__WHAT IS REQUIRED__:
Every entry below should be printed exactly, without its images.

[Begin LISTING]

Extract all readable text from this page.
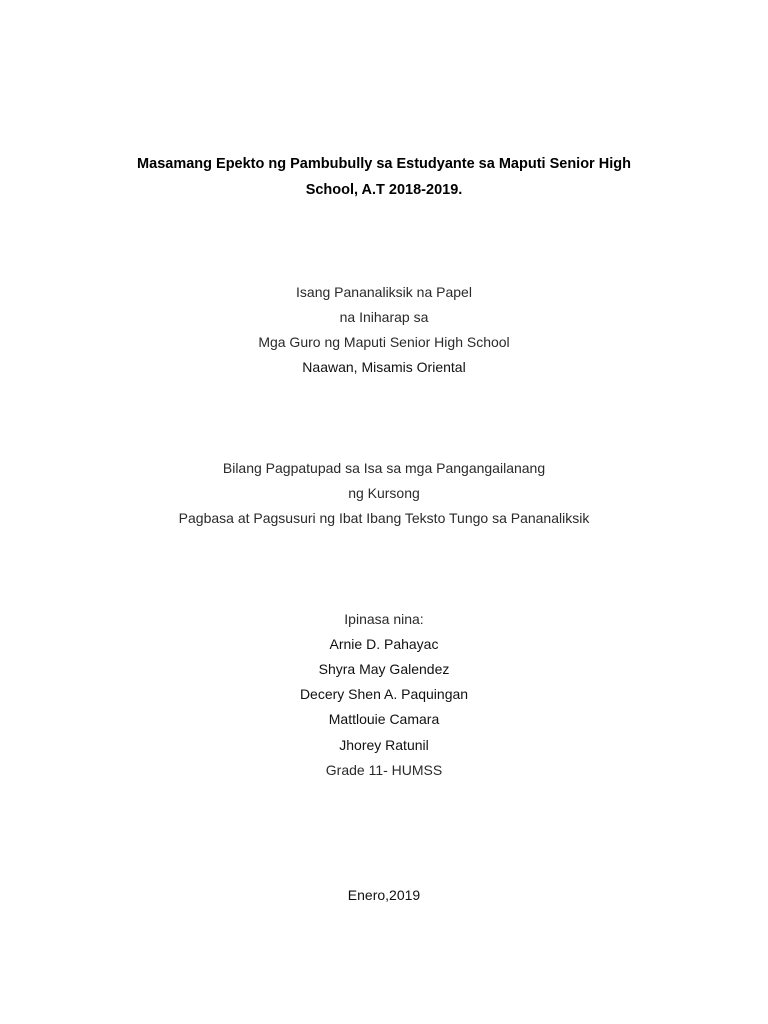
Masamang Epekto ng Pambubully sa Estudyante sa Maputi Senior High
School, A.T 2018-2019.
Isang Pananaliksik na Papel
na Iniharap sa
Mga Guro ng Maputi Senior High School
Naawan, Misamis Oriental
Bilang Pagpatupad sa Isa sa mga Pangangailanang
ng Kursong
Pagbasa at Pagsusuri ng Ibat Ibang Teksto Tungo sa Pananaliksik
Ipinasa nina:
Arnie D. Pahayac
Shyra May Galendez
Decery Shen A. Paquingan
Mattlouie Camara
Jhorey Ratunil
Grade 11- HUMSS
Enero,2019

[End LISTING]

__RESPONSE TO THE TASK__:
Extract all readable text from this page.
Masamang Epekto ng Pambubully sa Estudyante sa Maputi Senior High
School, A.T 2018-2019.
Isang Pananaliksik na Papel
na Iniharap sa
Mga Guro ng Maputi Senior High School
Naawan, Misamis Oriental
Bilang Pagpatupad sa Isa sa mga Pangangailanang
ng Kursong
Pagbasa at Pagsusuri ng Ibat Ibang Teksto Tungo sa Pananaliksik
Ipinasa nina:
Arnie D. Pahayac
Shyra May Galendez
Decery Shen A. Paquingan
Mattlouie Camara
Jhorey Ratunil
Grade 11- HUMSS
Enero,2019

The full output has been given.